- What to do
1. Update the geosteering text from "My initial exploration" up to and including "a geosteering algorithm.", swapping "radioisotopes" for "radioactive isotopes".
2. According to the geosteering text, what number evenly divides every value the gamma radiation sensor reports while in its "low resolution" mode?

- Document extract
I’ve been especially interested in the problem of geosteering. Geosteering is the process of steering a drill during directional well drilling to follow a target stratum (layer of rock) to maximize collection of valuable hydrocarbons. The problem is complicated; essentially an operator is steering a drill thousands of feet under the earth while trying to stay within a stratum which might angle up or down at any given point, and the operator cannot directly detect how that layer is changing. Fortunately, sensors at the drill head (and elsewhere) can generate data which can hint at the drill’s location relative to the target stratum. Successful geosteering depends on using this sensor data to accurately determine the drill head location and doing this quickly enough to steer the drill in real-time. This real-time requirement, combined with the unreliable network constraint, creates an ideal situation for Edge computing.
As with any experiment, the first step is to explore what we know already. In this case we have a reasonable amount of publicly available data courtesy of the University of Texas “University Lands” project. This data consists of actual operations data from companies drilling on lands owned by the UT system. This data gives us an idea of the kinds of sensors actually used during drilling, and the quality of data produced by those sensors. As an example, I’ve taken the data from a well used for exploration. Those interested can find the data here. (Login as guest)
My initial exploration focused on the gamma radiation logs from drilling. Trace amounts of gamma radiation can be observed from naturally occurring radioisotopes in the Earth. Different layers of the Earth have higher or lower amounts of gamma radiation due to their different mineral makeup. This can be a useful tool during drilling; for instance, the intensity and energy of gamma radiation observed can hint at the type of rock, and if continuously measured during drilling, changes in gamma radiation can indicate that the drill has moved from one stratum to another. Gamma radiation data also tends to be commonly collected during drilling, which makes it a potentially useful, and practical candidate for a geosteering algorithm.
While looking at the plot of gamma radiation vs depth from the well, I initially thought the measurements had an intense Gaussian noise component (due to rapid and large fluctuations) and I tried to eliminate this with a moving average filter. However, upon further analysis, I found two pieces of evidence that suggested that this “noise” was real signal: First, if the fluctuations I observed were due to Gaussian noise, they would have had correlated errors, which should be impossible for random Gaussian noise. Second, the intensity of the fluctuations changed over time in sudden jumps, which also would be unexpected if this was random Gaussian noise. My current thinking is that the large fluctuations are due to actual changes in gamma radiation levels over depths of five to ten feet. I found another interesting, and troubling characteristic of the gamma radiation data. At irregular intervals, the sensor seems to switch into a “low resolution” mode, where for distances of a few feet to tens of feet the sensor reports a constant value close to the most recent “good” value. In all these cases, the value reported is evenly divisible by seven, which based on my experience with other types of sensors suggests that either the electrical power, computational power, or bandwidth available to the sensor was limited during these periods.
Usually during drilling, an operator has access to reference well log data from nearby exploratory wells, the data from which they can compare to drilling data. For instance, they might use the reference log data to identify the levels of gamma radiation in each stratum, which they can then compare to gamma radiation levels during drilling to see whether the target stratum is found at the same depth as at the exploratory well. I don’t necessarily have access to this reference data; however, I have a workaround. At the well, their team created a sophisticated well log which I use as a “simulated” reference log.

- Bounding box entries
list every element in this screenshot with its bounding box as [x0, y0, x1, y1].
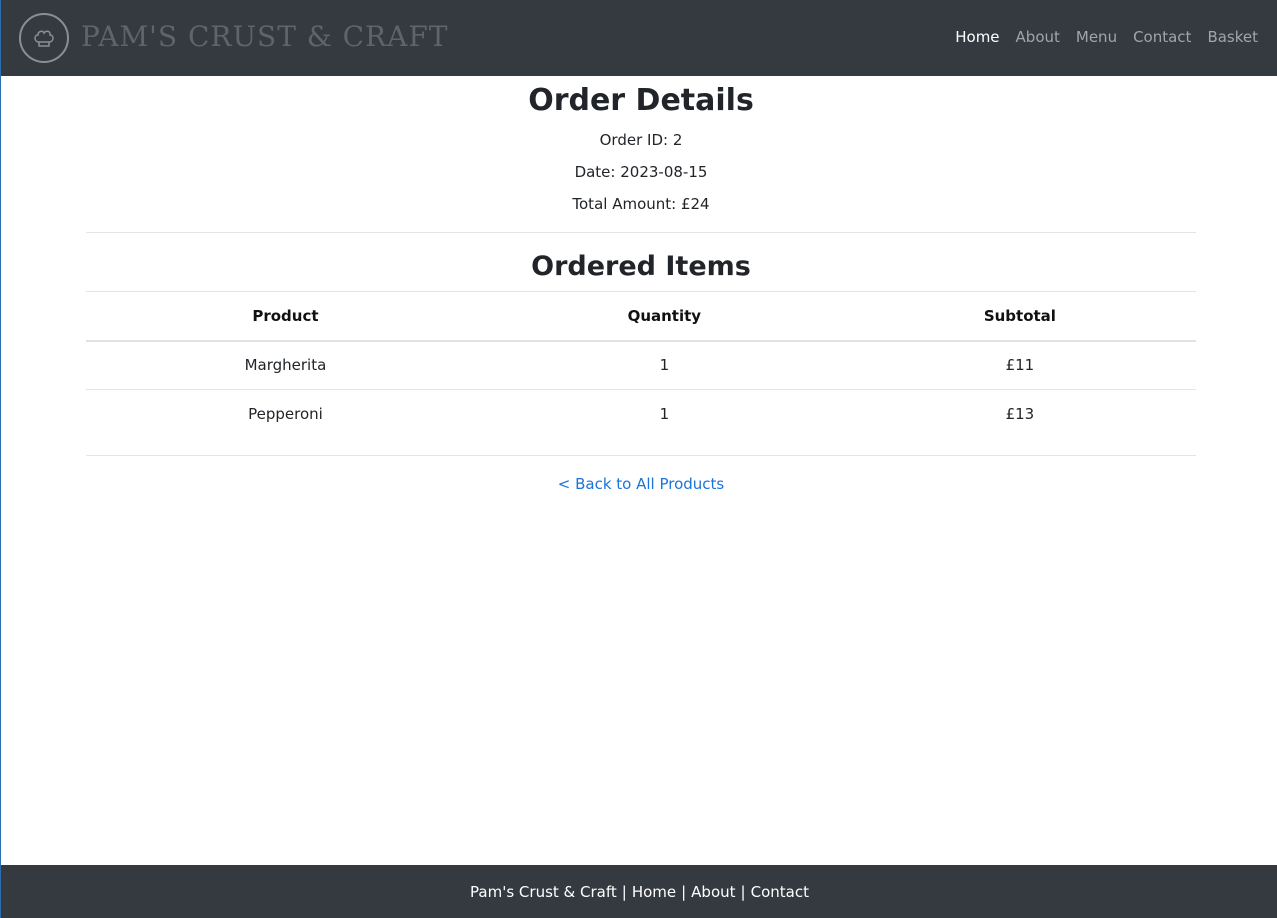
cell-quantity: 1	[659, 356, 670, 375]
table-row: Margherita 1 £11	[86, 341, 1196, 390]
table-row: Pepperoni 1 £13	[86, 390, 1196, 439]
cell-product: Pepperoni	[248, 405, 323, 424]
cell-quantity: 1	[659, 405, 670, 424]
back-to-products-link[interactable]: < Back to All Products	[558, 475, 724, 493]
main-content: Order Details Order ID: 2 Date: 2023-08-…	[86, 76, 1196, 493]
footer: Pam's Crust & Craft | Home | About | Con…	[1, 865, 1277, 918]
cell-subtotal: £13	[1005, 405, 1035, 424]
brand-name[interactable]: PAM'S CRUST & CRAFT	[81, 20, 448, 53]
footer-separator: |	[681, 882, 687, 901]
footer-contact-link[interactable]: Contact	[751, 883, 809, 901]
column-header-quantity: Quantity	[627, 306, 702, 325]
nav-menu[interactable]: Menu	[1076, 28, 1117, 46]
order-total: Total Amount: £24	[572, 195, 710, 213]
logo[interactable]	[19, 13, 69, 63]
order-id: Order ID: 2	[599, 131, 683, 149]
divider	[86, 454, 1196, 456]
cell-subtotal: £11	[1005, 356, 1035, 375]
nav-home[interactable]: Home	[955, 28, 999, 46]
table-header-row: Product Quantity Subtotal	[86, 291, 1196, 341]
column-header-subtotal: Subtotal	[983, 306, 1056, 325]
column-header-product: Product	[252, 306, 319, 325]
order-date: Date: 2023-08-15	[574, 163, 708, 181]
page-title: Order Details	[528, 83, 754, 118]
top-navbar: PAM'S CRUST & CRAFT Home About Menu Cont…	[1, 0, 1277, 76]
footer-brand-link[interactable]: Pam's Crust & Craft	[470, 883, 617, 901]
nav-about[interactable]: About	[1016, 28, 1060, 46]
footer-separator: |	[621, 882, 627, 901]
footer-separator: |	[740, 882, 746, 901]
footer-about-link[interactable]: About	[691, 883, 735, 901]
main-nav: Home About Menu Contact Basket	[955, 28, 1258, 46]
chef-hat-icon	[34, 30, 54, 47]
order-meta: Order ID: 2 Date: 2023-08-15 Total Amoun…	[86, 130, 1196, 214]
nav-basket[interactable]: Basket	[1207, 28, 1258, 46]
cell-product: Margherita	[244, 356, 327, 375]
section-title: Ordered Items	[531, 251, 751, 282]
divider	[86, 232, 1196, 233]
nav-contact[interactable]: Contact	[1133, 28, 1191, 46]
footer-home-link[interactable]: Home	[632, 883, 676, 901]
ordered-items-table: Product Quantity Subtotal Margherita 1 £…	[86, 291, 1196, 439]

- Answers by task
1.
My initial exploration focused on the gamma radiation logs from drilling. Trace amounts of gamma radiation can be observed from naturally occurring radioactive isotopes in the Earth. Different layers of the Earth have higher or lower amounts of gamma radiation due to their different mineral makeup. This can be a useful tool during drilling; for instance, the intensity and energy of gamma radiation observed can hint at the type of rock, and if continuously measured during drilling, changes in gamma radiation can indicate that the drill has moved from one stratum to another. Gamma radiation data also tends to be commonly collected during drilling, which makes it a potentially useful, and practical candidate for a geosteering algorithm.

2. Seven.